Transcribe the material exactly. Images do not belong in the copy.

....

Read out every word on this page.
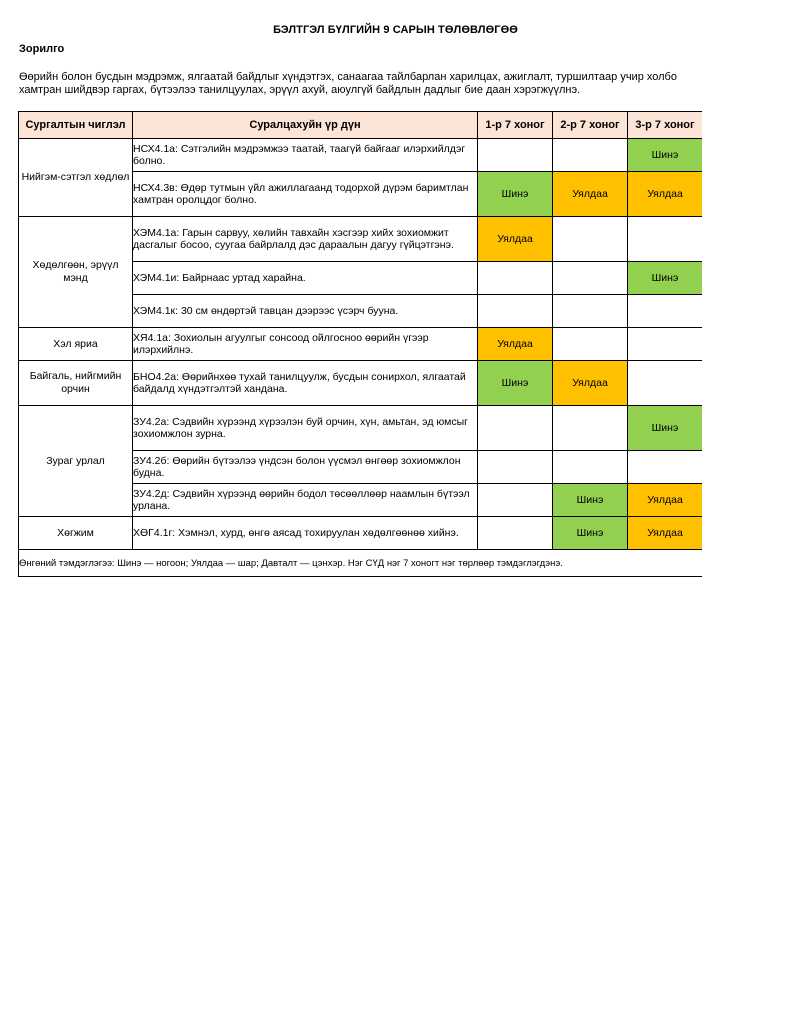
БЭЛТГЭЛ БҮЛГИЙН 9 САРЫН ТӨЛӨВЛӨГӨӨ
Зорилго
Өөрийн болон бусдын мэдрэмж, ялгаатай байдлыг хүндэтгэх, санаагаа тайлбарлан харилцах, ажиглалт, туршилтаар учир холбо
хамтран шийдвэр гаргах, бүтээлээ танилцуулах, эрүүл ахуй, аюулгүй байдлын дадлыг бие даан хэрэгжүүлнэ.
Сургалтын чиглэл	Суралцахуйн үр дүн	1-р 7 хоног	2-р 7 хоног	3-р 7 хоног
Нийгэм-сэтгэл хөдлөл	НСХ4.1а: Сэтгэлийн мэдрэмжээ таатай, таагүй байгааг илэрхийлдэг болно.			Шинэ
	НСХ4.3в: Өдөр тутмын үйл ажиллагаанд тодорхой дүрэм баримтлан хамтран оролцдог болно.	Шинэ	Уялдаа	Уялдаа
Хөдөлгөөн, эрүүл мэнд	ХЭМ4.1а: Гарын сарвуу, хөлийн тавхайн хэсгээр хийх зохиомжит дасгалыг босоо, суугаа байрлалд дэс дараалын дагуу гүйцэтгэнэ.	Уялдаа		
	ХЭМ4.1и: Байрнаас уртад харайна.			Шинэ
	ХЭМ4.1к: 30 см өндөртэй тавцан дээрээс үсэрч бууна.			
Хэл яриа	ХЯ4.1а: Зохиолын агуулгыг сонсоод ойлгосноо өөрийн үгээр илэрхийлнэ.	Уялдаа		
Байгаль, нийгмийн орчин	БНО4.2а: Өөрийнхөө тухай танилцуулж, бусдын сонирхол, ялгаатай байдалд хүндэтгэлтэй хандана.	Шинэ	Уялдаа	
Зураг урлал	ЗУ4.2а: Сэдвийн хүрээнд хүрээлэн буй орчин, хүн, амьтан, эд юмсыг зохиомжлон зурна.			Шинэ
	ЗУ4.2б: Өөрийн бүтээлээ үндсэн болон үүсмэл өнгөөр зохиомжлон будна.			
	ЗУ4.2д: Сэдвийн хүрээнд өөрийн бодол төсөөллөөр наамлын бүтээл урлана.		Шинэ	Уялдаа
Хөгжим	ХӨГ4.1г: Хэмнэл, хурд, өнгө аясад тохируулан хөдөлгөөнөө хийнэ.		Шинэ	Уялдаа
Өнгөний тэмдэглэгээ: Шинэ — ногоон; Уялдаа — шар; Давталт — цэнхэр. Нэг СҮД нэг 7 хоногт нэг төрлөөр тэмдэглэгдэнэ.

....

▶ **Response below**
Read out every word on this page.
БЭЛТГЭЛ БҮЛГИЙН 9 САРЫН ТӨЛӨВЛӨГӨӨ
Зорилго
Өөрийн болон бусдын мэдрэмж, ялгаатай байдлыг хүндэтгэх, санаагаа тайлбарлан харилцах, ажиглалт, туршилтаар учир холбо
хамтран шийдвэр гаргах, бүтээлээ танилцуулах, эрүүл ахуй, аюулгүй байдлын дадлыг бие даан хэрэгжүүлнэ.
Сургалтын чиглэл	Суралцахуйн үр дүн	1-р 7 хоног	2-р 7 хоног	3-р 7 хоног
Нийгэм-сэтгэл хөдлөл	НСХ4.1а: Сэтгэлийн мэдрэмжээ таатай, таагүй байгааг илэрхийлдэг болно.			Шинэ
	НСХ4.3в: Өдөр тутмын үйл ажиллагаанд тодорхой дүрэм баримтлан хамтран оролцдог болно.	Шинэ	Уялдаа	Уялдаа
Хөдөлгөөн, эрүүл мэнд	ХЭМ4.1а: Гарын сарвуу, хөлийн тавхайн хэсгээр хийх зохиомжит дасгалыг босоо, суугаа байрлалд дэс дараалын дагуу гүйцэтгэнэ.	Уялдаа		
	ХЭМ4.1и: Байрнаас уртад харайна.			Шинэ
	ХЭМ4.1к: 30 см өндөртэй тавцан дээрээс үсэрч бууна.			
Хэл яриа	ХЯ4.1а: Зохиолын агуулгыг сонсоод ойлгосноо өөрийн үгээр илэрхийлнэ.	Уялдаа		
Байгаль, нийгмийн орчин	БНО4.2а: Өөрийнхөө тухай танилцуулж, бусдын сонирхол, ялгаатай байдалд хүндэтгэлтэй хандана.	Шинэ	Уялдаа	
Зураг урлал	ЗУ4.2а: Сэдвийн хүрээнд хүрээлэн буй орчин, хүн, амьтан, эд юмсыг зохиомжлон зурна.			Шинэ
	ЗУ4.2б: Өөрийн бүтээлээ үндсэн болон үүсмэл өнгөөр зохиомжлон будна.			
	ЗУ4.2д: Сэдвийн хүрээнд өөрийн бодол төсөөллөөр наамлын бүтээл урлана.		Шинэ	Уялдаа
Хөгжим	ХӨГ4.1г: Хэмнэл, хурд, өнгө аясад тохируулан хөдөлгөөнөө хийнэ.		Шинэ	Уялдаа
Өнгөний тэмдэглэгээ: Шинэ — ногоон; Уялдаа — шар; Давталт — цэнхэр. Нэг СҮД нэг 7 хоногт нэг төрлөөр тэмдэглэгдэнэ.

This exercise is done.